§ TO BE DONE:
Copy the listing below line for line, with no changes to any character.

========

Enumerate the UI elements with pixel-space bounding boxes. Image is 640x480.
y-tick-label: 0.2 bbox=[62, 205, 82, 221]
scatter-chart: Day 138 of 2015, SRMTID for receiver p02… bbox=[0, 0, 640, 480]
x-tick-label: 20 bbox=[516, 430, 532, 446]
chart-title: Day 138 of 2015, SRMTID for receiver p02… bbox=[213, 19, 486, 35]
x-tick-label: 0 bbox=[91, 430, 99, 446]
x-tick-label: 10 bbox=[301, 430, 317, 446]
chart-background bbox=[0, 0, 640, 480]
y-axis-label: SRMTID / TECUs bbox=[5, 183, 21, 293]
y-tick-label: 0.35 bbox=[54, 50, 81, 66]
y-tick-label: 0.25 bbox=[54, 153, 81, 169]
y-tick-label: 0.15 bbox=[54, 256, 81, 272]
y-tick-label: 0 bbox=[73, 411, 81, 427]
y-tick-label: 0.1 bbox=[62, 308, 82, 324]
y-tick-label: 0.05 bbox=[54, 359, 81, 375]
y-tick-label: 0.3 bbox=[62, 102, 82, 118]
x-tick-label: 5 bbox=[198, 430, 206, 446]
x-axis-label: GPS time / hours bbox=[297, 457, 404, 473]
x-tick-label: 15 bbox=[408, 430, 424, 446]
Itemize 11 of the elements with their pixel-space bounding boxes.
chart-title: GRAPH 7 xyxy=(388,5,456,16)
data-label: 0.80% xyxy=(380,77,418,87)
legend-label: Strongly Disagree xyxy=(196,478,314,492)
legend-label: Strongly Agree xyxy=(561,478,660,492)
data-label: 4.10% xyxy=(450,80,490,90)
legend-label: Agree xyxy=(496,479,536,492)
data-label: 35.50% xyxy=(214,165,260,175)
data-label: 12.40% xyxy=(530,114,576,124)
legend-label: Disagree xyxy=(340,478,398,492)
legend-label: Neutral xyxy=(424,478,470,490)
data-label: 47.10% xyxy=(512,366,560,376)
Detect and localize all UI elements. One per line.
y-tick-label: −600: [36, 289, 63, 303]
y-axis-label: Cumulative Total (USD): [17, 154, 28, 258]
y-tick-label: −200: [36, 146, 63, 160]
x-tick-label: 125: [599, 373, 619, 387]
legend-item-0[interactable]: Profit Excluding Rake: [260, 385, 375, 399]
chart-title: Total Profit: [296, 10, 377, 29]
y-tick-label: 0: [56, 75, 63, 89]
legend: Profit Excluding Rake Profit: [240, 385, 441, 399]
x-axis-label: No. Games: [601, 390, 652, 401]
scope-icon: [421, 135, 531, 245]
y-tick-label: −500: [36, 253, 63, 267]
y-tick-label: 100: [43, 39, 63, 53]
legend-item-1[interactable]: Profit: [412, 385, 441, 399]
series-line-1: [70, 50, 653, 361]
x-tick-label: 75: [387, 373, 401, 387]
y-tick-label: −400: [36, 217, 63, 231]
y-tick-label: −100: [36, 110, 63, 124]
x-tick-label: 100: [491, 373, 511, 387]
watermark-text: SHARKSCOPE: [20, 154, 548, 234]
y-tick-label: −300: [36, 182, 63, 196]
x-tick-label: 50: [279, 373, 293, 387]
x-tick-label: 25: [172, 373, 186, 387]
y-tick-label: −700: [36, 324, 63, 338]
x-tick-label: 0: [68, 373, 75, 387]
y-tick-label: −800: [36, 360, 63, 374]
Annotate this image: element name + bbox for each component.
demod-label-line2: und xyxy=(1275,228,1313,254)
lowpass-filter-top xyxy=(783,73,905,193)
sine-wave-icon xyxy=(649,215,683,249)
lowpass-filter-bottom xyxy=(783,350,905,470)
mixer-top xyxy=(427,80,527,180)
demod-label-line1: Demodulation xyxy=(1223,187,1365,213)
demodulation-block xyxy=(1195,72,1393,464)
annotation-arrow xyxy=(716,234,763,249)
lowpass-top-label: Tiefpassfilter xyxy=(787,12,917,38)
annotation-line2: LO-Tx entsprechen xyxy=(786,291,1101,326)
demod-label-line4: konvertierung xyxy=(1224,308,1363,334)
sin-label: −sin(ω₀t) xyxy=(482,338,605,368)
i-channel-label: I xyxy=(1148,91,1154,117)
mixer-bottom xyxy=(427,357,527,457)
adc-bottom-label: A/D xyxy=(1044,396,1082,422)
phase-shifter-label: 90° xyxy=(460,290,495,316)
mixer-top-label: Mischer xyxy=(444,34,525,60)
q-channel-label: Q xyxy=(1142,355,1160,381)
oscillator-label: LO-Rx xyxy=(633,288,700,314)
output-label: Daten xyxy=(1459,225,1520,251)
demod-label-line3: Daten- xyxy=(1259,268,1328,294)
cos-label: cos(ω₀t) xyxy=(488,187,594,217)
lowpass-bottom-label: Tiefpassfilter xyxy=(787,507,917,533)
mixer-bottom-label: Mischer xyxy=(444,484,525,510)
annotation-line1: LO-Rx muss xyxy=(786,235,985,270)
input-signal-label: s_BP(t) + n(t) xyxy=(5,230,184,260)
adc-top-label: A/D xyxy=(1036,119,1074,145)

========

§ EXERCISE SOLUTION:
Enumerate the UI elements with pixel-space bounding boxes. Image is 640x480.
y-tick-label: 0.2 bbox=[62, 205, 82, 221]
scatter-chart: Day 138 of 2015, SRMTID for receiver p02… bbox=[0, 0, 640, 480]
x-tick-label: 20 bbox=[516, 430, 532, 446]
chart-title: Day 138 of 2015, SRMTID for receiver p02… bbox=[213, 19, 486, 35]
x-tick-label: 0 bbox=[91, 430, 99, 446]
x-tick-label: 10 bbox=[301, 430, 317, 446]
chart-background bbox=[0, 0, 640, 480]
y-axis-label: SRMTID / TECUs bbox=[5, 183, 21, 293]
y-tick-label: 0.35 bbox=[54, 50, 81, 66]
y-tick-label: 0.25 bbox=[54, 153, 81, 169]
y-tick-label: 0.15 bbox=[54, 256, 81, 272]
y-tick-label: 0 bbox=[73, 411, 81, 427]
y-tick-label: 0.1 bbox=[62, 308, 82, 324]
y-tick-label: 0.05 bbox=[54, 359, 81, 375]
y-tick-label: 0.3 bbox=[62, 102, 82, 118]
x-tick-label: 5 bbox=[198, 430, 206, 446]
x-axis-label: GPS time / hours bbox=[297, 457, 404, 473]
x-tick-label: 15 bbox=[408, 430, 424, 446]
Itemize 11 of the elements with their pixel-space bounding boxes.
chart-title: GRAPH 7 xyxy=(388,5,456,16)
data-label: 0.80% xyxy=(380,77,418,87)
legend-label: Strongly Disagree xyxy=(196,478,314,492)
legend-label: Strongly Agree xyxy=(561,478,660,492)
data-label: 4.10% xyxy=(450,80,490,90)
legend-label: Agree xyxy=(496,479,536,492)
data-label: 35.50% xyxy=(214,165,260,175)
data-label: 12.40% xyxy=(530,114,576,124)
legend-label: Disagree xyxy=(340,478,398,492)
legend-label: Neutral xyxy=(424,478,470,490)
data-label: 47.10% xyxy=(512,366,560,376)
Detect and localize all UI elements. One per line.
y-tick-label: −600: [36, 289, 63, 303]
y-axis-label: Cumulative Total (USD): [17, 154, 28, 258]
y-tick-label: −200: [36, 146, 63, 160]
x-tick-label: 125: [599, 373, 619, 387]
legend-item-0[interactable]: Profit Excluding Rake: [260, 385, 375, 399]
chart-title: Total Profit: [296, 10, 377, 29]
y-tick-label: 0: [56, 75, 63, 89]
legend: Profit Excluding Rake Profit: [240, 385, 441, 399]
x-axis-label: No. Games: [601, 390, 652, 401]
scope-icon: [421, 135, 531, 245]
y-tick-label: −500: [36, 253, 63, 267]
y-tick-label: 100: [43, 39, 63, 53]
legend-item-1[interactable]: Profit: [412, 385, 441, 399]
series-line-1: [70, 50, 653, 361]
x-tick-label: 75: [387, 373, 401, 387]
y-tick-label: −400: [36, 217, 63, 231]
y-tick-label: −100: [36, 110, 63, 124]
x-tick-label: 100: [491, 373, 511, 387]
watermark-text: SHARKSCOPE: [20, 154, 548, 234]
y-tick-label: −300: [36, 182, 63, 196]
x-tick-label: 50: [279, 373, 293, 387]
x-tick-label: 25: [172, 373, 186, 387]
y-tick-label: −700: [36, 324, 63, 338]
x-tick-label: 0: [68, 373, 75, 387]
y-tick-label: −800: [36, 360, 63, 374]
Annotate this image: element name + bbox for each component.
demod-label-line2: und xyxy=(1275,228,1313,254)
lowpass-filter-top xyxy=(783,73,905,193)
sine-wave-icon xyxy=(649,215,683,249)
lowpass-filter-bottom xyxy=(783,350,905,470)
mixer-top xyxy=(427,80,527,180)
demod-label-line1: Demodulation xyxy=(1223,187,1365,213)
demodulation-block xyxy=(1195,72,1393,464)
annotation-arrow xyxy=(716,234,763,249)
lowpass-top-label: Tiefpassfilter xyxy=(787,12,917,38)
annotation-line2: LO-Tx entsprechen xyxy=(786,291,1101,326)
demod-label-line4: konvertierung xyxy=(1224,308,1363,334)
sin-label: −sin(ω₀t) xyxy=(482,338,605,368)
i-channel-label: I xyxy=(1148,91,1154,117)
mixer-bottom xyxy=(427,357,527,457)
adc-bottom-label: A/D xyxy=(1044,396,1082,422)
phase-shifter-label: 90° xyxy=(460,290,495,316)
mixer-top-label: Mischer xyxy=(444,34,525,60)
q-channel-label: Q xyxy=(1142,355,1160,381)
oscillator-label: LO-Rx xyxy=(633,288,700,314)
output-label: Daten xyxy=(1459,225,1520,251)
demod-label-line3: Daten- xyxy=(1259,268,1328,294)
cos-label: cos(ω₀t) xyxy=(488,187,594,217)
lowpass-bottom-label: Tiefpassfilter xyxy=(787,507,917,533)
mixer-bottom-label: Mischer xyxy=(444,484,525,510)
annotation-line1: LO-Rx muss xyxy=(786,235,985,270)
input-signal-label: s_BP(t) + n(t) xyxy=(5,230,184,260)
adc-top-label: A/D xyxy=(1036,119,1074,145)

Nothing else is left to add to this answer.